(To do)
Scan the records below. List lines holding "JSON".

Stored data
## BEGIN
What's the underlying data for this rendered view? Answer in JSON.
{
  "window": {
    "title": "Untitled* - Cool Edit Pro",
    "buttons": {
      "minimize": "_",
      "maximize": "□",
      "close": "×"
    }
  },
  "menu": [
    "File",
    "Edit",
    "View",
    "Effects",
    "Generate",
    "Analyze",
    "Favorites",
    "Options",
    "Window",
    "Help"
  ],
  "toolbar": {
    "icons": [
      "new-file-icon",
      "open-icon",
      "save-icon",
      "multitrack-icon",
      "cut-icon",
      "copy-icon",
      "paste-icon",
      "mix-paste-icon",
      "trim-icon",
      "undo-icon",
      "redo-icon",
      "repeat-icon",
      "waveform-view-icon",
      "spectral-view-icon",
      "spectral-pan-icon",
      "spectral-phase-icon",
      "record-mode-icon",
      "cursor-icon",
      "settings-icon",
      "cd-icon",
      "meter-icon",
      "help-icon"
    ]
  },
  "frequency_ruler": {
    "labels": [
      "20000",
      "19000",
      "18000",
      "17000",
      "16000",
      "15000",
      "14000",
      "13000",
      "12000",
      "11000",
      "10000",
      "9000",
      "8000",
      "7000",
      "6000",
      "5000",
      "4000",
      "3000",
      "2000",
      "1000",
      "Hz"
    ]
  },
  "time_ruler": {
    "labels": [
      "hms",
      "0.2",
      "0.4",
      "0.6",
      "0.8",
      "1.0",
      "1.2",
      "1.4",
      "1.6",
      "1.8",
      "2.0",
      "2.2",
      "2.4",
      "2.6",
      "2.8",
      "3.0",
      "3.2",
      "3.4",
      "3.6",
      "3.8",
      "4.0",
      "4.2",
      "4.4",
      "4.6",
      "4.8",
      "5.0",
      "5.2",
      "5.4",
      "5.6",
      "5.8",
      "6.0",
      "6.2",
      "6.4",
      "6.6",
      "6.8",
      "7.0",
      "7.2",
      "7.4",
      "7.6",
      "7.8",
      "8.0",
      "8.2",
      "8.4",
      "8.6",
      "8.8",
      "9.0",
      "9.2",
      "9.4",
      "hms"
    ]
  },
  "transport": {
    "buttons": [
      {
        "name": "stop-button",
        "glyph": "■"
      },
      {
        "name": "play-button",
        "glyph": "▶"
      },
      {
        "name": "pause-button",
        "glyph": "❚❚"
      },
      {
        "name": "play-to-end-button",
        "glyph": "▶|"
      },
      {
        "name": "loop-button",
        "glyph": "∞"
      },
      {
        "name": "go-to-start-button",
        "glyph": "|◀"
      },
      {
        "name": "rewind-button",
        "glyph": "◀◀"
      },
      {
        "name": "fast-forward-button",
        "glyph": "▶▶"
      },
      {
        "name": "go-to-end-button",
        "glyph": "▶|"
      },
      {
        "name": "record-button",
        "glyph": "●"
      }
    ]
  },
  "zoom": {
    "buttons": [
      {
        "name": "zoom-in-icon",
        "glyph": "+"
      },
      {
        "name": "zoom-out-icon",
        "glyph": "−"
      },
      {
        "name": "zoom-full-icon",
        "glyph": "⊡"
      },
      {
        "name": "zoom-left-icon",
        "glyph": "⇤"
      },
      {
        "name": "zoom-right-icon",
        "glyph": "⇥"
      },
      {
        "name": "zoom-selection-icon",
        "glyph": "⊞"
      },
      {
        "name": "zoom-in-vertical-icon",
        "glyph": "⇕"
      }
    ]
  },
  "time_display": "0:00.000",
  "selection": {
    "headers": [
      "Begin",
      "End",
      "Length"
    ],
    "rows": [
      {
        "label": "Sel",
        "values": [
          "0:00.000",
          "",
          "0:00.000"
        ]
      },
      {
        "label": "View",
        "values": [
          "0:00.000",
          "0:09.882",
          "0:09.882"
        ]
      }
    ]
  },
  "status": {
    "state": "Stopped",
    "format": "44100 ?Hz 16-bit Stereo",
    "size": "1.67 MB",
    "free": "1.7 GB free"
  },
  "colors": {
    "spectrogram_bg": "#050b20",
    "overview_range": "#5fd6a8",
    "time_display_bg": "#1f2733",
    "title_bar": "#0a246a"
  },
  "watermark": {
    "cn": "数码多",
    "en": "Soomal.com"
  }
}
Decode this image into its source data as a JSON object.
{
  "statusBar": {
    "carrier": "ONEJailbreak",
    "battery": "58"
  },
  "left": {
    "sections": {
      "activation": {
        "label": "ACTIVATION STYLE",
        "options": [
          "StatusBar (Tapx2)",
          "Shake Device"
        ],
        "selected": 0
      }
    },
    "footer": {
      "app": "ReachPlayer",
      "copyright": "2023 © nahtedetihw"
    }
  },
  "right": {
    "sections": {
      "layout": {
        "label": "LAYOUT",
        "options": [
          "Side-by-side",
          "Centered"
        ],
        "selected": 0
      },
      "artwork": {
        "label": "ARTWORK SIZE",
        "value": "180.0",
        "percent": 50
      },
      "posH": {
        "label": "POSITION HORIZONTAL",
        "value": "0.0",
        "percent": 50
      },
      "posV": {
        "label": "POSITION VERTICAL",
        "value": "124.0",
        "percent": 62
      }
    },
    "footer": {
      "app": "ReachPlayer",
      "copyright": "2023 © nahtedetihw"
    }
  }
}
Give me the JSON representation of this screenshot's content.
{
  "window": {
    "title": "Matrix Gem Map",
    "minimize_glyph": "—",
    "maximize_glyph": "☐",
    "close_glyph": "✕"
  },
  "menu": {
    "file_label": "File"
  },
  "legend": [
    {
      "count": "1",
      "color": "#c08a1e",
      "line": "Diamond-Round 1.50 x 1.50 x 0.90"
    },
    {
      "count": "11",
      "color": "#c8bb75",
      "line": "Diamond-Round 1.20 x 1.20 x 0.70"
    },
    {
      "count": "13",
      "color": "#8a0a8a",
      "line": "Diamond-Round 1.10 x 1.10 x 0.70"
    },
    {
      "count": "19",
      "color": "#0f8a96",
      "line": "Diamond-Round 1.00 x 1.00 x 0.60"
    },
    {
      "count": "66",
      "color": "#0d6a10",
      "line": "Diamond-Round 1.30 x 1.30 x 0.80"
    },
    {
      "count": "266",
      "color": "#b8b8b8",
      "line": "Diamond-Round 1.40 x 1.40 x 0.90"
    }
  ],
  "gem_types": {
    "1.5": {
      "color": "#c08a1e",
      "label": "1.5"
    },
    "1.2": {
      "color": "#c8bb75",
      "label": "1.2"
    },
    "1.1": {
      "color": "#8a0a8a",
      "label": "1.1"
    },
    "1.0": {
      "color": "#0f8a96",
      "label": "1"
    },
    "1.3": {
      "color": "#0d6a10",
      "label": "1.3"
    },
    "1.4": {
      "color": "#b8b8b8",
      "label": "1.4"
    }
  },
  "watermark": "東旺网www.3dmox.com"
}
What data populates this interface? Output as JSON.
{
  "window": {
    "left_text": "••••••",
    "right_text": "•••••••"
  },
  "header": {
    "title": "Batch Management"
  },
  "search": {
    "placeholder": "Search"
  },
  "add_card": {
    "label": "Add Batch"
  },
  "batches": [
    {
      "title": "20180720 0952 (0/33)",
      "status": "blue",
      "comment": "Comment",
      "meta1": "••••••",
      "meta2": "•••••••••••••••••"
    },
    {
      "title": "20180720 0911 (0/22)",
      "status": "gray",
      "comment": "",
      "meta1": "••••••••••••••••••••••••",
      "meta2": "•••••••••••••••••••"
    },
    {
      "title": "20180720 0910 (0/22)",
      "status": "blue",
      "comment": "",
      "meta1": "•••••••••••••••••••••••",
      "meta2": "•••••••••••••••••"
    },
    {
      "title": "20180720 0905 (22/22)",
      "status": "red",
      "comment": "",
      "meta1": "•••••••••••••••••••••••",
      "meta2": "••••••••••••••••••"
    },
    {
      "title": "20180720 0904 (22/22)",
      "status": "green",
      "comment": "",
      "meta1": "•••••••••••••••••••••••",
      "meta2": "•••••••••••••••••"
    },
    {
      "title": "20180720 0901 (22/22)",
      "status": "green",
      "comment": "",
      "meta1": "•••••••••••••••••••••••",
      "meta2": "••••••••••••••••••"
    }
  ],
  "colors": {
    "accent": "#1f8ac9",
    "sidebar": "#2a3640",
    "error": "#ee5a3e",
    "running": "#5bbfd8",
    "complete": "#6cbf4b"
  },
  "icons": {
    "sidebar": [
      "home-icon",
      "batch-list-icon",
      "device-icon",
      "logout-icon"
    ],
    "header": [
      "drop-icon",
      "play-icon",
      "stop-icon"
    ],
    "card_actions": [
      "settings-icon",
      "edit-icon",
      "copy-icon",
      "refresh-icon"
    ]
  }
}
## END
(Answer to this problem)
What's the underlying data for this rendered view? Answer in JSON.
Decode this image into its source data as a JSON object.
Give me the JSON representation of this screenshot's content.
What data populates this interface? Output as JSON.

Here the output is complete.